◆ THE INPUT:
################
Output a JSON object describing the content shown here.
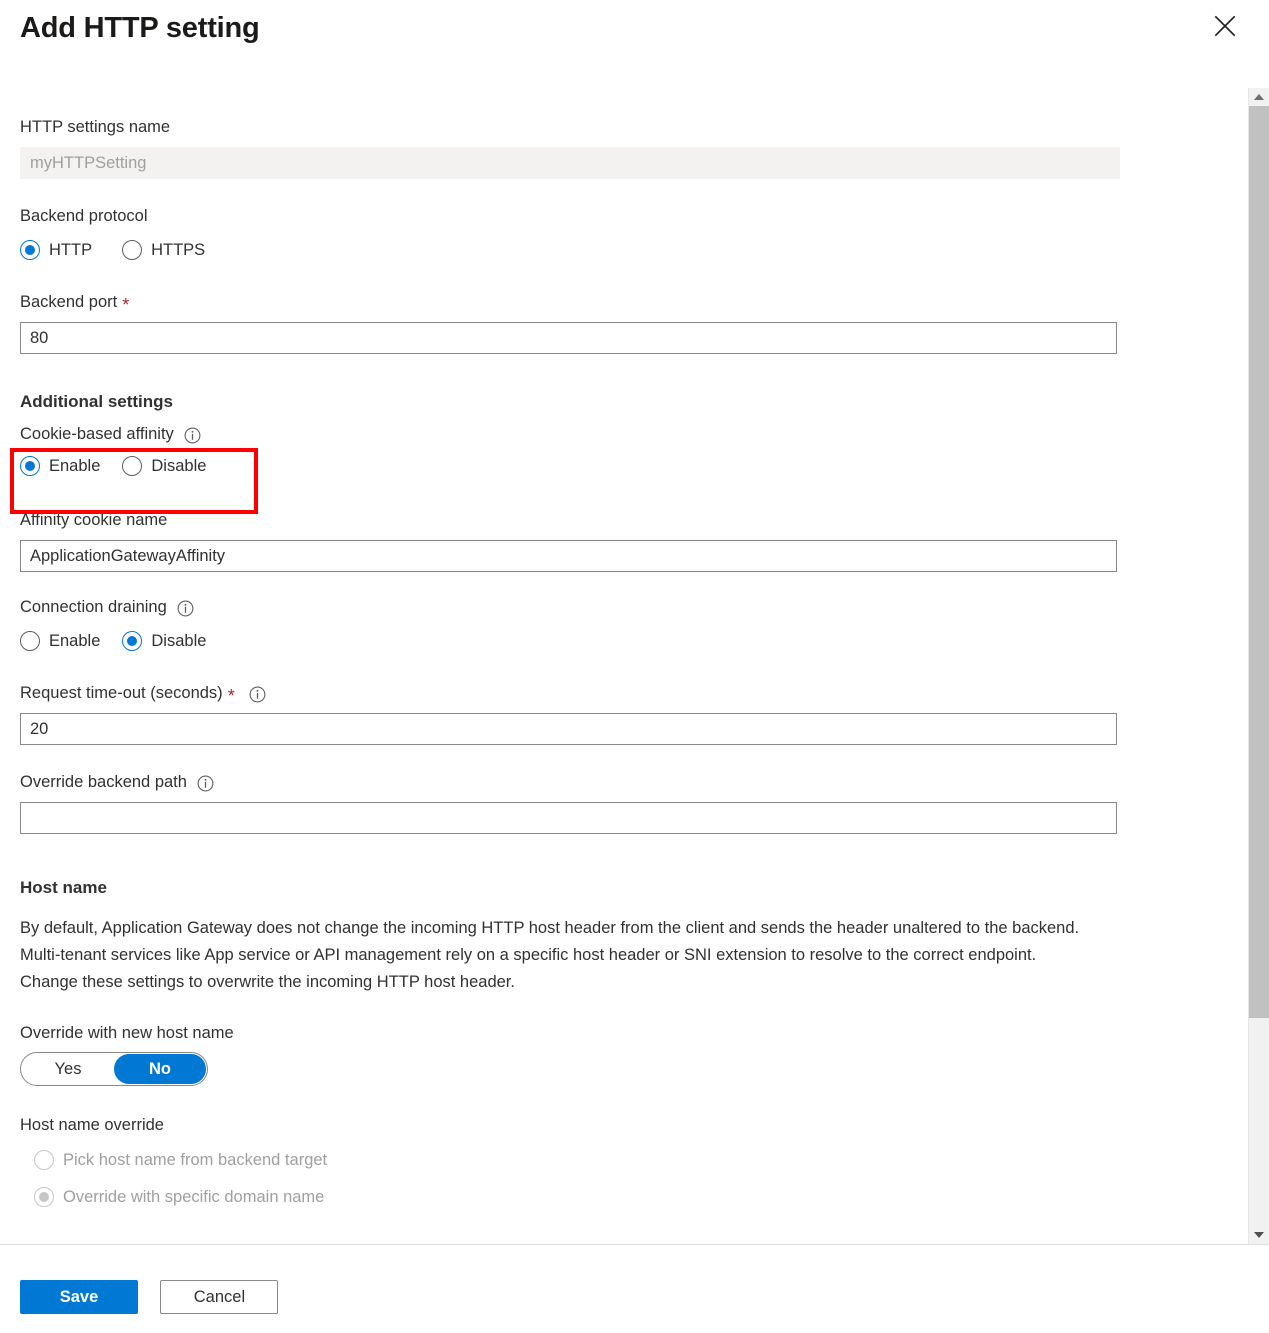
{
  "blade": {
    "title": "Add HTTP setting",
    "close_icon": "close-icon"
  },
  "form": {
    "http_settings_name": {
      "label": "HTTP settings name",
      "value": "myHTTPSetting",
      "disabled": true
    },
    "backend_protocol": {
      "label": "Backend protocol",
      "options": [
        "HTTP",
        "HTTPS"
      ],
      "selected": "HTTP"
    },
    "backend_port": {
      "label": "Backend port",
      "required_marker": "*",
      "value": "80"
    }
  },
  "additional_settings": {
    "heading": "Additional settings",
    "cookie_based_affinity": {
      "label": "Cookie-based affinity",
      "info_icon": "info-icon",
      "options": [
        "Enable",
        "Disable"
      ],
      "selected": "Enable",
      "highlighted": true,
      "highlight_color": "#ff0000"
    },
    "affinity_cookie_name": {
      "label": "Affinity cookie name",
      "value": "ApplicationGatewayAffinity"
    },
    "connection_draining": {
      "label": "Connection draining",
      "info_icon": "info-icon",
      "options": [
        "Enable",
        "Disable"
      ],
      "selected": "Disable"
    },
    "request_timeout": {
      "label": "Request time-out (seconds)",
      "required_marker": "*",
      "info_icon": "info-icon",
      "value": "20"
    },
    "override_backend_path": {
      "label": "Override backend path",
      "info_icon": "info-icon",
      "value": "",
      "placeholder": ""
    }
  },
  "host_name": {
    "heading": "Host name",
    "description": "By default, Application Gateway does not change the incoming HTTP host header from the client and sends the header unaltered to the backend. Multi-tenant services like App service or API management rely on a specific host header or SNI extension to resolve to the correct endpoint. Change these settings to overwrite the incoming HTTP host header.",
    "override_with_new_host_name": {
      "label": "Override with new host name",
      "options": [
        "Yes",
        "No"
      ],
      "selected": "No"
    },
    "host_name_override": {
      "label": "Host name override",
      "options": [
        {
          "label": "Pick host name from backend target",
          "selected": false,
          "disabled": true
        },
        {
          "label": "Override with specific domain name",
          "selected": true,
          "disabled": true
        }
      ]
    }
  },
  "footer": {
    "save_label": "Save",
    "cancel_label": "Cancel"
  },
  "scrollbar": {
    "up_icon": "chevron-up-icon",
    "down_icon": "chevron-down-icon"
  },
  "colors": {
    "accent": "#0078d4",
    "required": "#a4262c",
    "highlight": "#ff0000",
    "disabled_text": "#a19f9d"
  }
}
################
◆ PROBLEM REQUIREMENTS:
What is the number of lines in the listing above that contain the string "chevron"? Give only the number.

◆ CORRECT RESPONSE:
2